Extracted records
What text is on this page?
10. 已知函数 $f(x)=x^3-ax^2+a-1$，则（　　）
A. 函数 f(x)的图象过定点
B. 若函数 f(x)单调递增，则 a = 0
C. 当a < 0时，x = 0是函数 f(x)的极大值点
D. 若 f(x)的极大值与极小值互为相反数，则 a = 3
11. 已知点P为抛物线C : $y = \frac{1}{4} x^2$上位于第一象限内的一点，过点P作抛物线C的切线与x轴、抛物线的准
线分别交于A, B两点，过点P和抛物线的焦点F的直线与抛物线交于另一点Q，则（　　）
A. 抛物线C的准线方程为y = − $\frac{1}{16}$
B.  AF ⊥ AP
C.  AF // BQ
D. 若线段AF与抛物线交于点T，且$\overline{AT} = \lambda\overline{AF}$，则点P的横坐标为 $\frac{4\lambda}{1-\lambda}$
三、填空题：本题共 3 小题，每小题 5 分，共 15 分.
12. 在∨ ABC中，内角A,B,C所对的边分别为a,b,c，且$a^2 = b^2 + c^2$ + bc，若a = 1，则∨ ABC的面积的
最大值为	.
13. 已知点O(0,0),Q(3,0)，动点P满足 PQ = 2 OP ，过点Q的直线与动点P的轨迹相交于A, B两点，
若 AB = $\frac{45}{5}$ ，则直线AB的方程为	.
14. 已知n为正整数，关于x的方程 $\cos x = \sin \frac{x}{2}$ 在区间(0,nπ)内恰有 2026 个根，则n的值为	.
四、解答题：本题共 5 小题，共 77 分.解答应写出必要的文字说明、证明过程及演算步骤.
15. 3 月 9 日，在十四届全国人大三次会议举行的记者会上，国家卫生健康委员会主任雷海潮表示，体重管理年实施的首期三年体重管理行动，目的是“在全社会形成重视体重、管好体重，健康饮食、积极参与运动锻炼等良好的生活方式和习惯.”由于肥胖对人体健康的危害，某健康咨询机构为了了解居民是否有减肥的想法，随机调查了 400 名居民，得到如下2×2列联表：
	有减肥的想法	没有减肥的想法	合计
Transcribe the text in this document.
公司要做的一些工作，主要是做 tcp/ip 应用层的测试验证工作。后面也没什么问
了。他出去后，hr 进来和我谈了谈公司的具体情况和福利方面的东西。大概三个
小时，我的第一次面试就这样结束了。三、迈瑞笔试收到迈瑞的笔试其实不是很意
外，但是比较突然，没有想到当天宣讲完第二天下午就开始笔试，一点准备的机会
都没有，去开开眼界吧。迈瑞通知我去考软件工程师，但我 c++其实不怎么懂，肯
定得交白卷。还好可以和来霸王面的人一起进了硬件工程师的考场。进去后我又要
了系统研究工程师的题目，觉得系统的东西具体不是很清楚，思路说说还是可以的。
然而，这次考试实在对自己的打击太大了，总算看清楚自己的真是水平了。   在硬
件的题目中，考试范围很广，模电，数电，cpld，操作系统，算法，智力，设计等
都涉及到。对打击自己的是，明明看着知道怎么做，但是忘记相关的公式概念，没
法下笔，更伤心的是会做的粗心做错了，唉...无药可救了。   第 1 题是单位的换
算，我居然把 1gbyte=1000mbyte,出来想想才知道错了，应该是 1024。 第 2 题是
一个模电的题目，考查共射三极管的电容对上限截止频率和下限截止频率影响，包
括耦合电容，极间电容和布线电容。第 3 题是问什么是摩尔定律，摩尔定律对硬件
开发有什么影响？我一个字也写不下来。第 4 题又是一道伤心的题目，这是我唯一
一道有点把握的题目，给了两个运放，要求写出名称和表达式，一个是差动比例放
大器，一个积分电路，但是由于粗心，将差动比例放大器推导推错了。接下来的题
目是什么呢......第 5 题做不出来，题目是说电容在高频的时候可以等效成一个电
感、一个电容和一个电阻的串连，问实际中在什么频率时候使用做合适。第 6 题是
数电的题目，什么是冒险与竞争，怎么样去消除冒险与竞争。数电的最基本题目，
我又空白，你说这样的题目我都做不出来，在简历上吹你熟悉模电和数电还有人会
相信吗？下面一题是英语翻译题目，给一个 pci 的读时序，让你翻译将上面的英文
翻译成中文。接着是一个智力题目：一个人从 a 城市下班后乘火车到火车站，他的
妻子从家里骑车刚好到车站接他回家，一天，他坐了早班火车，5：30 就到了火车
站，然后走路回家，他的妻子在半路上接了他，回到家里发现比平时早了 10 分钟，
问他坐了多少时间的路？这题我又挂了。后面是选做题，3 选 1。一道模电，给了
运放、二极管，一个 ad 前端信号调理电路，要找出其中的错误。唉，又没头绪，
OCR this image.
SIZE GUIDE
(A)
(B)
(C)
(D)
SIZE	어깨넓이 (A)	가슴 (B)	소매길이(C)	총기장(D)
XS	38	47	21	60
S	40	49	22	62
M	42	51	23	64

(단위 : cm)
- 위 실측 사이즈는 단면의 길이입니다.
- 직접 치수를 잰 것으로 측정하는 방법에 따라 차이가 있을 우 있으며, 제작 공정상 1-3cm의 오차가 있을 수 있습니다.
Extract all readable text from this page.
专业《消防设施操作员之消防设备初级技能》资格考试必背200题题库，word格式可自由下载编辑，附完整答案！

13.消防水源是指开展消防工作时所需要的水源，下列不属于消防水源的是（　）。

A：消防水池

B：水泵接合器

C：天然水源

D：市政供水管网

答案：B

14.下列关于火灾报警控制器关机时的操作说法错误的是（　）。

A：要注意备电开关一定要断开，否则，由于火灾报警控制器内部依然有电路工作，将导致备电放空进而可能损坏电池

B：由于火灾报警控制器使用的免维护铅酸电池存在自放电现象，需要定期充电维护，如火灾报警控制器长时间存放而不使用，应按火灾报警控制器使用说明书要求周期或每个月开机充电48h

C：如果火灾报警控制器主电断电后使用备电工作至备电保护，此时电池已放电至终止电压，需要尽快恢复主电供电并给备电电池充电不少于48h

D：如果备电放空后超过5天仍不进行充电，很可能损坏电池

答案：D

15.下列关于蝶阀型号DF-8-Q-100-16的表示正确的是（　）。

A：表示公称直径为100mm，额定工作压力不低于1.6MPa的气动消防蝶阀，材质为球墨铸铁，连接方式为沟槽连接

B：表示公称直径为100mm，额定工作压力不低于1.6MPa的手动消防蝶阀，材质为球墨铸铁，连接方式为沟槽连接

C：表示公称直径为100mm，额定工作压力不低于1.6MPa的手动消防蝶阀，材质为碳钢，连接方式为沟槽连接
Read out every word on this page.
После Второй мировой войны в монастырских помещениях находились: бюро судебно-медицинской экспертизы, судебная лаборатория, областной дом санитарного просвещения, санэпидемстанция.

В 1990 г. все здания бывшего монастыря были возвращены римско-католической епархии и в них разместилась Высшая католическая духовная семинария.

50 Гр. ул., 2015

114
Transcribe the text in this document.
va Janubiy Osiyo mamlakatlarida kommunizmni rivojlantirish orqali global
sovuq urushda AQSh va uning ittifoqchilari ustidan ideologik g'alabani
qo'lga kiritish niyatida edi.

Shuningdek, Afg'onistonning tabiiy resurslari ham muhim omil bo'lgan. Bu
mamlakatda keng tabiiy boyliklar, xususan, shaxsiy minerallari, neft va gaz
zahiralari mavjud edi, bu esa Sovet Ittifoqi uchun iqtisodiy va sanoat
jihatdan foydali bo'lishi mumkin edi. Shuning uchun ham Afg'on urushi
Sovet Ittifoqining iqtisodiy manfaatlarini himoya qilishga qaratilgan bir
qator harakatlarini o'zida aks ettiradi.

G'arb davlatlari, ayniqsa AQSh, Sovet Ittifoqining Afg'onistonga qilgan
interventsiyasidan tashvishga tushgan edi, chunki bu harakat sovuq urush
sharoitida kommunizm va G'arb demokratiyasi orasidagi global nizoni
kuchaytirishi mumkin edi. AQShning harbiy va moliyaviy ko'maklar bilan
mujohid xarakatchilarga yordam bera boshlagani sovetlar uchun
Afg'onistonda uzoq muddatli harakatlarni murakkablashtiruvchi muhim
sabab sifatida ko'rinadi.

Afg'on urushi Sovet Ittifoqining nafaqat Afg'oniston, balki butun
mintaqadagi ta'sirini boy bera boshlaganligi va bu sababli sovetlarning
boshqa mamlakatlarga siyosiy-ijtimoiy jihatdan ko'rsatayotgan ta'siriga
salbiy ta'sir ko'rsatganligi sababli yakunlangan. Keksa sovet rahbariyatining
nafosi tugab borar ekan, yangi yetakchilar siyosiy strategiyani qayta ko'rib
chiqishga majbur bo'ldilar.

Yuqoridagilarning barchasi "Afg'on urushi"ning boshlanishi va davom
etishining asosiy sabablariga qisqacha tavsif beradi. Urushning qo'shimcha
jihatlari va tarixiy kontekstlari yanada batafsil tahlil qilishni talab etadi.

▶ Instructions for the task: Scan the data for the word "iqtisodiy" and copy every line where it shows up.

▶ Solution below:
zahiralari mavjud edi, bu esa Sovet Ittifoqi uchun iqtisodiy va sanoat
Sovet Ittifoqining iqtisodiy manfaatlarini himoya qilishga qaratilgan bir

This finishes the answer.